- **PROBLEM DETAILS**
Can the data below be set down again exactly, line for line?
***** RECORDED INFORMATION *****
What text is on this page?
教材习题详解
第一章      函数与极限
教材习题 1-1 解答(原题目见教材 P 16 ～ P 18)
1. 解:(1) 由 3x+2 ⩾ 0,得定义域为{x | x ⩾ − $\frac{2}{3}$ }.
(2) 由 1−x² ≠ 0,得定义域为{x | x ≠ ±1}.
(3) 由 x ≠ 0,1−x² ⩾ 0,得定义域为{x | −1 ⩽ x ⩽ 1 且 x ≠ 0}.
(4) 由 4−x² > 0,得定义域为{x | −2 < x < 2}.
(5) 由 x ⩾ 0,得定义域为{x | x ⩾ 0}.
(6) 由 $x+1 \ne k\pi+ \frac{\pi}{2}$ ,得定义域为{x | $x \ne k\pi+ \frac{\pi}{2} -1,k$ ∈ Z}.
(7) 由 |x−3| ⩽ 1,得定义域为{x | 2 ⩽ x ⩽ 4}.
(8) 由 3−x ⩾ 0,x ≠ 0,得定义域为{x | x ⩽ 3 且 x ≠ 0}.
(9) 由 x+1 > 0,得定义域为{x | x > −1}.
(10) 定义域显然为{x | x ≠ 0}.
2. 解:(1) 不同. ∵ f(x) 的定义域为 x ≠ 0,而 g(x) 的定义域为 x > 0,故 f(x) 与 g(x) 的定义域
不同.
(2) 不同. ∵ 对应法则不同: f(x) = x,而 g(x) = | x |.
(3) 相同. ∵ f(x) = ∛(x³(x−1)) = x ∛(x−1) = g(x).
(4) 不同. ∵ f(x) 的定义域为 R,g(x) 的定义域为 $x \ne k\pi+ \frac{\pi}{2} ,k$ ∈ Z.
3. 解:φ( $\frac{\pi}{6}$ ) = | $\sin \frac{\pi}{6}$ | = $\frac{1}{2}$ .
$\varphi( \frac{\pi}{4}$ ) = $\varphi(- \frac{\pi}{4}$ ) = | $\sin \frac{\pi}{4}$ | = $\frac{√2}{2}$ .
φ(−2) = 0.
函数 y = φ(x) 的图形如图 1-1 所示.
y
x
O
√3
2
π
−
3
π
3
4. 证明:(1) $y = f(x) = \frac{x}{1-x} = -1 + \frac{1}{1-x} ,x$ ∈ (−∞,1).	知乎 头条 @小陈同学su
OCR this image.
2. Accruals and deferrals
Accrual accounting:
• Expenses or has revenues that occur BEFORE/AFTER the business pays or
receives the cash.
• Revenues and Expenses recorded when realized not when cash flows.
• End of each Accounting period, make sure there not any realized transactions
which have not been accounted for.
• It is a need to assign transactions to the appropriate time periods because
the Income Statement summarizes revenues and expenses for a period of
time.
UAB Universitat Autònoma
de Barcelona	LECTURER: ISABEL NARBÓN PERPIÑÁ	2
*****
- **RESPONSE TO THE TASK**
What text is on this page?
教材习题详解
第一章      函数与极限
教材习题 1-1 解答(原题目见教材 P 16 ～ P 18)
1. 解:(1) 由 3x+2 ⩾ 0,得定义域为{x | x ⩾ − $\frac{2}{3}$ }.
(2) 由 1−x² ≠ 0,得定义域为{x | x ≠ ±1}.
(3) 由 x ≠ 0,1−x² ⩾ 0,得定义域为{x | −1 ⩽ x ⩽ 1 且 x ≠ 0}.
(4) 由 4−x² > 0,得定义域为{x | −2 < x < 2}.
(5) 由 x ⩾ 0,得定义域为{x | x ⩾ 0}.
(6) 由 $x+1 \ne k\pi+ \frac{\pi}{2}$ ,得定义域为{x | $x \ne k\pi+ \frac{\pi}{2} -1,k$ ∈ Z}.
(7) 由 |x−3| ⩽ 1,得定义域为{x | 2 ⩽ x ⩽ 4}.
(8) 由 3−x ⩾ 0,x ≠ 0,得定义域为{x | x ⩽ 3 且 x ≠ 0}.
(9) 由 x+1 > 0,得定义域为{x | x > −1}.
(10) 定义域显然为{x | x ≠ 0}.
2. 解:(1) 不同. ∵ f(x) 的定义域为 x ≠ 0,而 g(x) 的定义域为 x > 0,故 f(x) 与 g(x) 的定义域
不同.
(2) 不同. ∵ 对应法则不同: f(x) = x,而 g(x) = | x |.
(3) 相同. ∵ f(x) = ∛(x³(x−1)) = x ∛(x−1) = g(x).
(4) 不同. ∵ f(x) 的定义域为 R,g(x) 的定义域为 $x \ne k\pi+ \frac{\pi}{2} ,k$ ∈ Z.
3. 解:φ( $\frac{\pi}{6}$ ) = | $\sin \frac{\pi}{6}$ | = $\frac{1}{2}$ .
$\varphi( \frac{\pi}{4}$ ) = $\varphi(- \frac{\pi}{4}$ ) = | $\sin \frac{\pi}{4}$ | = $\frac{√2}{2}$ .
φ(−2) = 0.
函数 y = φ(x) 的图形如图 1-1 所示.
y
x
O
√3
2
π
−
3
π
3
4. 证明:(1) $y = f(x) = \frac{x}{1-x} = -1 + \frac{1}{1-x} ,x$ ∈ (−∞,1).	知乎 头条 @小陈同学su
OCR this image.
2. Accruals and deferrals
Accrual accounting:
• Expenses or has revenues that occur BEFORE/AFTER the business pays or
receives the cash.
• Revenues and Expenses recorded when realized not when cash flows.
• End of each Accounting period, make sure there not any realized transactions
which have not been accounted for.
• It is a need to assign transactions to the appropriate time periods because
the Income Statement summarizes revenues and expenses for a period of
time.
UAB Universitat Autònoma
de Barcelona	LECTURER: ISABEL NARBÓN PERPIÑÁ	2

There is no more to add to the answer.